> **What you have to do**:
Give the number of lines in the listing that hold the word "Average". Write nothing but that number.

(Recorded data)
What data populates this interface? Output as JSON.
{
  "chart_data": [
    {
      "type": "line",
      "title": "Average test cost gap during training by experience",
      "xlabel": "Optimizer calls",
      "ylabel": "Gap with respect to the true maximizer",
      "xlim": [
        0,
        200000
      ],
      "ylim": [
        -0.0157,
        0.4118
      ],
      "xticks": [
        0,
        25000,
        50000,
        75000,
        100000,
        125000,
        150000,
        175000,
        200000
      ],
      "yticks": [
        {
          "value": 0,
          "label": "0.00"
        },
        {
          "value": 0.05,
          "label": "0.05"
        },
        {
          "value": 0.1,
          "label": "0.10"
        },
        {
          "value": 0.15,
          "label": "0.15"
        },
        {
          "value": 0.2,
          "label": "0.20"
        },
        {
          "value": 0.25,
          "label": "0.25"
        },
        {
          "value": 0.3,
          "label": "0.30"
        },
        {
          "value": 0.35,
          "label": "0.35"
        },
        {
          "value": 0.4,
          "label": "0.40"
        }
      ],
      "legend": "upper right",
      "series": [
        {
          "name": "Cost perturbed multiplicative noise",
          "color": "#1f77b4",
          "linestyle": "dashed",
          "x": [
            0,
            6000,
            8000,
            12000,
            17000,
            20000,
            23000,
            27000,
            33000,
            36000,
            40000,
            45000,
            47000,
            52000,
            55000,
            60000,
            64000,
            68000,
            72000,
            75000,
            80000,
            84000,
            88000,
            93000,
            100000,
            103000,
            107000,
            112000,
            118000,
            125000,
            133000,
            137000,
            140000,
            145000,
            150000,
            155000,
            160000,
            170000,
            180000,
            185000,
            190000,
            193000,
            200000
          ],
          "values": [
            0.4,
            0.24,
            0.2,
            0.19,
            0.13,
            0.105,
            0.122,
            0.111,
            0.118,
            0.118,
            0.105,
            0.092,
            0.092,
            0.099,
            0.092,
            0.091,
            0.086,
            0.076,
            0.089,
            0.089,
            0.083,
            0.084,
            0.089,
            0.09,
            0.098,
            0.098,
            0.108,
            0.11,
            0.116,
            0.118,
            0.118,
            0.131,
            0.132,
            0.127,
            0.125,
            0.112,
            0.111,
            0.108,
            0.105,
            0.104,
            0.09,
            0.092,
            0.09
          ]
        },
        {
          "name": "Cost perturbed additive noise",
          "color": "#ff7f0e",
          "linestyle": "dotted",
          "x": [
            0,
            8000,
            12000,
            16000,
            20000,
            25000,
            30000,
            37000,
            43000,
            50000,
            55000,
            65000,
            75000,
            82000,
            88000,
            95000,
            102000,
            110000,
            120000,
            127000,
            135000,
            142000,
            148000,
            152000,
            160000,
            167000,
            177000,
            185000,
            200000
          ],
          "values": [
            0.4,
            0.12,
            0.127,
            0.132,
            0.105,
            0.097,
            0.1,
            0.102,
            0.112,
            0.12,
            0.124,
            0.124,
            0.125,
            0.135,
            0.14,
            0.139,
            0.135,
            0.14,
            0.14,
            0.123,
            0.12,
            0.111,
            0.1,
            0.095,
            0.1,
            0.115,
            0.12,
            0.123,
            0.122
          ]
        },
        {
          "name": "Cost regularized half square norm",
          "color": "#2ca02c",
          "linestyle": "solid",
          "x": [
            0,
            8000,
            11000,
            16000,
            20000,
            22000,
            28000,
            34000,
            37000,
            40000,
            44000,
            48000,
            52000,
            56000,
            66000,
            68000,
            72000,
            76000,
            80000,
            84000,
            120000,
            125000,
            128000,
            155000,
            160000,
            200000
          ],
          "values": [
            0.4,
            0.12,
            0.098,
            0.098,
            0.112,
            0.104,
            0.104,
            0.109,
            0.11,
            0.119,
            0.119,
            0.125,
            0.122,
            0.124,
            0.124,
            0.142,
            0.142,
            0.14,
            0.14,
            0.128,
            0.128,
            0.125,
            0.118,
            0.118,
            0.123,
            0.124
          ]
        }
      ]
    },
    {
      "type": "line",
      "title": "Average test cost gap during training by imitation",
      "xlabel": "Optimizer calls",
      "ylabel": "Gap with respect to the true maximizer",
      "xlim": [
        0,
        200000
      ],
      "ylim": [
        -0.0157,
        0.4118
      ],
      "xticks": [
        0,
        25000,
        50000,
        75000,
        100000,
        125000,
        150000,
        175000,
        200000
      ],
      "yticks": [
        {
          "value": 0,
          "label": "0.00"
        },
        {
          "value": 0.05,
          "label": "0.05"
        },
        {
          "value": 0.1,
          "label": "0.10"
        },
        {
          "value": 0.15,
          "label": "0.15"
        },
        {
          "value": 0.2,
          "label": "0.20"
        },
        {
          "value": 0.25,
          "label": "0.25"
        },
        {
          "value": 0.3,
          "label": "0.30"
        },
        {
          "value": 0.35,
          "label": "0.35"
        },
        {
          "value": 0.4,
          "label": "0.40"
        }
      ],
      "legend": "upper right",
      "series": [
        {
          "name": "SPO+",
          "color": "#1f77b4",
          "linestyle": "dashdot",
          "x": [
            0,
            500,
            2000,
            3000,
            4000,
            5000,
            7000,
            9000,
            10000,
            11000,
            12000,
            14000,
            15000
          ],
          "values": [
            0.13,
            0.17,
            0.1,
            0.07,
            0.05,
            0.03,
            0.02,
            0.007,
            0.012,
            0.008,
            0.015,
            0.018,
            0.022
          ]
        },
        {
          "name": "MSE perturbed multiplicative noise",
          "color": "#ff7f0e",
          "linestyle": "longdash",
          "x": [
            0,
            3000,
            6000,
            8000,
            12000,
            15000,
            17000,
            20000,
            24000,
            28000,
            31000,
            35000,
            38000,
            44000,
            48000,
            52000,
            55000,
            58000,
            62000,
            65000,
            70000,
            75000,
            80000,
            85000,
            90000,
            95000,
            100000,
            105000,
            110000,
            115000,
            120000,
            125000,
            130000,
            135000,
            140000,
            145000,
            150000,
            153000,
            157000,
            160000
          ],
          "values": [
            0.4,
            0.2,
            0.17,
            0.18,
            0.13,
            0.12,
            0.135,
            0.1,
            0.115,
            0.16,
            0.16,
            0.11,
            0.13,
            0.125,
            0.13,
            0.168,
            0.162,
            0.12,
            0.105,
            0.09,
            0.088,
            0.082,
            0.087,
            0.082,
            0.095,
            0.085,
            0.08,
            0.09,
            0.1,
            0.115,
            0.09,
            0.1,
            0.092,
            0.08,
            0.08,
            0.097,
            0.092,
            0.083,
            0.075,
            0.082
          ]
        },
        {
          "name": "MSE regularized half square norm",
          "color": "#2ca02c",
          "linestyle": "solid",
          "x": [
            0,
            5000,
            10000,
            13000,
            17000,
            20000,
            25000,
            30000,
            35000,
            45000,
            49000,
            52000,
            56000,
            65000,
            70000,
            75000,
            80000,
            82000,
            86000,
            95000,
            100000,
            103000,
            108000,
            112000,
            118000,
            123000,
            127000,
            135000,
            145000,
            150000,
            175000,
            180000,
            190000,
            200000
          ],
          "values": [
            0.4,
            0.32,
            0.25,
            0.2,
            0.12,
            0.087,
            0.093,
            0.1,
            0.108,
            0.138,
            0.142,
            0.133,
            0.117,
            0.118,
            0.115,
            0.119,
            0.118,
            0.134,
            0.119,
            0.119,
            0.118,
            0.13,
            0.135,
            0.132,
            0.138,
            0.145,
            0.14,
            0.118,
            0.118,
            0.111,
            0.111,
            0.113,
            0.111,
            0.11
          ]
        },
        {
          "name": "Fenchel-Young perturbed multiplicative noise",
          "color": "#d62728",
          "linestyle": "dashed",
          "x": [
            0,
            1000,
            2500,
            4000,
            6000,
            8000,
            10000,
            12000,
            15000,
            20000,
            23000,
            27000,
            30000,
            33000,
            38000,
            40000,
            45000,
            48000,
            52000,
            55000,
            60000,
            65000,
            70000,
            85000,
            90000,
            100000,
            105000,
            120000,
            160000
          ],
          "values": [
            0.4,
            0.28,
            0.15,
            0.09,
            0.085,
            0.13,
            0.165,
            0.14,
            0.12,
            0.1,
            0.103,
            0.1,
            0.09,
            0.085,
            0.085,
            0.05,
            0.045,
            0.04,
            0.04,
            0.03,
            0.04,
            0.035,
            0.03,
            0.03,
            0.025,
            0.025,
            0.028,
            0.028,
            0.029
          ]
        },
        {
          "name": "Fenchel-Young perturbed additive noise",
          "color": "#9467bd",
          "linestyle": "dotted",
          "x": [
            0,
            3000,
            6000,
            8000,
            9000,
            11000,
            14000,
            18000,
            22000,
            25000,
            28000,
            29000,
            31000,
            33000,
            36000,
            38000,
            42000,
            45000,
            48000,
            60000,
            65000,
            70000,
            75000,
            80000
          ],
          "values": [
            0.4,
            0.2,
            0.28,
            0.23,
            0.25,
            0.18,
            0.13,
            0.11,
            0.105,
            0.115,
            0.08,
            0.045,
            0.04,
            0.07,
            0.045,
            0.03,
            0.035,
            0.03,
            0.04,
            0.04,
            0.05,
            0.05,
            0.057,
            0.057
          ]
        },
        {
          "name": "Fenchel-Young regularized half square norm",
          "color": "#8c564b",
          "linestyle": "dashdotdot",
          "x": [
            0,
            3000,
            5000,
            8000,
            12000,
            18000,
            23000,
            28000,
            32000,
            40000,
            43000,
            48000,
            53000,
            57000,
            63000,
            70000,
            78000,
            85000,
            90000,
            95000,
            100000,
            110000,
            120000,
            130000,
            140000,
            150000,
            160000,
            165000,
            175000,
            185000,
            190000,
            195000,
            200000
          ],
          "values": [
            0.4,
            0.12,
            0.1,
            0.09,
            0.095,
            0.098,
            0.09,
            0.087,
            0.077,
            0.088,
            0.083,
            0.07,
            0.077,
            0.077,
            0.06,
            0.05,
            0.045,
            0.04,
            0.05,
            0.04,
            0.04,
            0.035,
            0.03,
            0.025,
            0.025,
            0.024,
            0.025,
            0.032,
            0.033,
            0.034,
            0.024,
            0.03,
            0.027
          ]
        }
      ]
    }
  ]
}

> **Exercise answer**:
2